-- Selected extract follows --

This is also the only instance in the history of the event (2016 - 2023), that 3 athletes pulled more than 1,000 lbs.

===Event 5: Apollon's Wheels===
A unique barbell made famous by the traditional strongman Louis 'Apollon' Uni, reproduced by Ivanko Barbell Company, the Axle is a replica of the original with the same bar thickness.
- Weight: 181.5 kg For max repetitions.
- Time Limit: 2 Minutes.
- Notes: Reps must begin with wheels on the platform. Highest number of points win.

-- Selected extract concluded --

**Task:**
In the Apollon's Wheels section, please state the weight used for max repetitions.

-- Data extracts follows --

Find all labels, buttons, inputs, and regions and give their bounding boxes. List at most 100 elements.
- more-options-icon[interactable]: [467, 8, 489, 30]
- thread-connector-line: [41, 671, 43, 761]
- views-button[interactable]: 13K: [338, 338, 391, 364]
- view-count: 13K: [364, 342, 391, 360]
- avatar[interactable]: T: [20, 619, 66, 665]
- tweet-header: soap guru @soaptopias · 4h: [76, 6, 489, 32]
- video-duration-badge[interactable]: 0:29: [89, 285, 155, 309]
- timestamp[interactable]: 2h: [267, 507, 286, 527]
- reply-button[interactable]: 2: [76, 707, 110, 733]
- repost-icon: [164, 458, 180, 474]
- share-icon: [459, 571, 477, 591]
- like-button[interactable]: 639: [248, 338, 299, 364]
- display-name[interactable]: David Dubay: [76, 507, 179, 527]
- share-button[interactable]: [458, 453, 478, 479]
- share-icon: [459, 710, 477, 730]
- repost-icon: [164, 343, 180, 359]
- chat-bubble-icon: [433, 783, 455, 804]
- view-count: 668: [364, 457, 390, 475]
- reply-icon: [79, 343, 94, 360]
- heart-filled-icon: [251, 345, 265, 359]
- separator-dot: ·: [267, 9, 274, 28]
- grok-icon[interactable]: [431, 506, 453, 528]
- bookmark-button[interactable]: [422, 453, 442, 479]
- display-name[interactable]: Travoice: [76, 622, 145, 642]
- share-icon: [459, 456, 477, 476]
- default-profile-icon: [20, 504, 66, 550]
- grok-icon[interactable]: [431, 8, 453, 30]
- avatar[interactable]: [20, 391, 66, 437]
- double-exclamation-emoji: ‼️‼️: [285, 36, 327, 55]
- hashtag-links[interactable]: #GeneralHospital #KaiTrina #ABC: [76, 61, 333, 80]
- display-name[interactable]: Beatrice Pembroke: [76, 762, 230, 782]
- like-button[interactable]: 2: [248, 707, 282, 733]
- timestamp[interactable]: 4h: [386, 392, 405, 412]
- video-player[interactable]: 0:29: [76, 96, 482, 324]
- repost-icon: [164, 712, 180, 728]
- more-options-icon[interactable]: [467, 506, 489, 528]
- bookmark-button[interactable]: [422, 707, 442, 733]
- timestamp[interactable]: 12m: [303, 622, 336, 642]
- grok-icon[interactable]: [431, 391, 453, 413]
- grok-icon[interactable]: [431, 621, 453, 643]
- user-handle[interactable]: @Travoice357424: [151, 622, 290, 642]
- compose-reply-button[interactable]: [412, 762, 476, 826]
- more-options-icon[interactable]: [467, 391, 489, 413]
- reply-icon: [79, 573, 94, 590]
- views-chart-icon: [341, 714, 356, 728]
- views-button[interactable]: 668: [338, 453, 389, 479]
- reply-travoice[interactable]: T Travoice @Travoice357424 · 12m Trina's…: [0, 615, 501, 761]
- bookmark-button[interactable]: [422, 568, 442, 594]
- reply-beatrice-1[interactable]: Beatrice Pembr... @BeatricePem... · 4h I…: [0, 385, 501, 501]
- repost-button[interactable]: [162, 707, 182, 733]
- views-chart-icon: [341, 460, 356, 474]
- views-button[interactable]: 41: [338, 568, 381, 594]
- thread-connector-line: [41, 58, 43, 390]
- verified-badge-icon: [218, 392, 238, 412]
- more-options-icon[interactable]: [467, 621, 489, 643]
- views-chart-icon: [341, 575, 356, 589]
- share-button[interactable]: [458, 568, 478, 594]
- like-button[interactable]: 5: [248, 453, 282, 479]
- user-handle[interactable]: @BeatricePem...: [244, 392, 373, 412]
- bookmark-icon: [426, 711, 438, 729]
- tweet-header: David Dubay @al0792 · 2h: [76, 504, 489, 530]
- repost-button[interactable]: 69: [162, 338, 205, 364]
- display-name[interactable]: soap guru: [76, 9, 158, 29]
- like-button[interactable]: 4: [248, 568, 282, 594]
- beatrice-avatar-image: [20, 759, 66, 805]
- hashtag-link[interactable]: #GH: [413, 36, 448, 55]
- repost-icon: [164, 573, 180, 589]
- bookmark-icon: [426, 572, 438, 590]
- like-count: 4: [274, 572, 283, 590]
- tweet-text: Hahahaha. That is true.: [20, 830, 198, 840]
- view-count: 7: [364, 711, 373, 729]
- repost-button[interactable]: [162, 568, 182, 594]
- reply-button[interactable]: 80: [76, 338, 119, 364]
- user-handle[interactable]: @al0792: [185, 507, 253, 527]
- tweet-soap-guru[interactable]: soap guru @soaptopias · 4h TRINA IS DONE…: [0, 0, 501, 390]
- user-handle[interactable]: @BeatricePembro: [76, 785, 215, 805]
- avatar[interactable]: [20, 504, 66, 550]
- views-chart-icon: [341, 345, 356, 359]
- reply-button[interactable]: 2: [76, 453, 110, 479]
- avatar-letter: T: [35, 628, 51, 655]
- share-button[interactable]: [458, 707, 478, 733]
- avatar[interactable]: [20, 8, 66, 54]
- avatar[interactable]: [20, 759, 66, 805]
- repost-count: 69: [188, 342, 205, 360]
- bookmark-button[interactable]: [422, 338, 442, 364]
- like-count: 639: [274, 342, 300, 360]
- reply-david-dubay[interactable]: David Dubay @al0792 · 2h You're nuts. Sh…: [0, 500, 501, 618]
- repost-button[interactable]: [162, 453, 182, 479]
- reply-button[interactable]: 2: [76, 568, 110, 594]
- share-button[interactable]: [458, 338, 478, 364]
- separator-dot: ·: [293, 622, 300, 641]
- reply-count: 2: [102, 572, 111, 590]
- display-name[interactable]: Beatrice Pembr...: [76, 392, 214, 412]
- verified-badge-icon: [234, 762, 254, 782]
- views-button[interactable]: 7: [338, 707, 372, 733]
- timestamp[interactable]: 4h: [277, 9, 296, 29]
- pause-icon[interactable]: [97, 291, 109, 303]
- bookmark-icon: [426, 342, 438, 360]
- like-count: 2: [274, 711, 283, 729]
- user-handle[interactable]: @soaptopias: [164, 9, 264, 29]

-- Data extracts concluded --

**Solution to the exercise:**
181.5 kg